**Exercise**
Of the lines below, count those containing the word "color". Reply with the number alone.

**Exercise inputs**

╭──

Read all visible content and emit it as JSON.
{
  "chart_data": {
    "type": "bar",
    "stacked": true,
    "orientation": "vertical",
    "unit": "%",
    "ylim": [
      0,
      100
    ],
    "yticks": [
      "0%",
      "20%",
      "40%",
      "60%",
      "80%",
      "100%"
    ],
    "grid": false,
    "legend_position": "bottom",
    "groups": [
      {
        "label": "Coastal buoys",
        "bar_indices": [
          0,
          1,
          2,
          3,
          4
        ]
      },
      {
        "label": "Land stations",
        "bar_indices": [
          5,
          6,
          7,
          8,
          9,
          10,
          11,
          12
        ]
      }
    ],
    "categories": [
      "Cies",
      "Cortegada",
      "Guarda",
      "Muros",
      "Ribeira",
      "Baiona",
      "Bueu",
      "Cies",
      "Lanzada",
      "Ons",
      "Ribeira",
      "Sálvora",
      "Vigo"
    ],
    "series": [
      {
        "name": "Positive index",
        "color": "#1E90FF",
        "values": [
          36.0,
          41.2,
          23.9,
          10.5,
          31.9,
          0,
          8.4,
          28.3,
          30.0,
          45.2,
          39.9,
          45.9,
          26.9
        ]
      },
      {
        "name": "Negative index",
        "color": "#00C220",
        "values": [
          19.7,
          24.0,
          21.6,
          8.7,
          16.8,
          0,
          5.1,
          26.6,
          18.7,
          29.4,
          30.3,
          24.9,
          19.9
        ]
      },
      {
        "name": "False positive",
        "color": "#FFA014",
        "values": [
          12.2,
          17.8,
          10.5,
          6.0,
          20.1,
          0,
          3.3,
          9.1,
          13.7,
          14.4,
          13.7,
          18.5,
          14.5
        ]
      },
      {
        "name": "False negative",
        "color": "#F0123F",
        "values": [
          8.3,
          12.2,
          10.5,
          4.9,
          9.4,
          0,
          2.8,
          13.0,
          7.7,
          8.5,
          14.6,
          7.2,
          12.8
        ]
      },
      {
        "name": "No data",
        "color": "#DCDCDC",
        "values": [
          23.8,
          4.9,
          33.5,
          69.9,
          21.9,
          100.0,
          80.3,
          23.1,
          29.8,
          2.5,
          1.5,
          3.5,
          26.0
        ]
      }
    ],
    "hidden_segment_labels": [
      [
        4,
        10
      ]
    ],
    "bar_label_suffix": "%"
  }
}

╰──

**Correct output**
5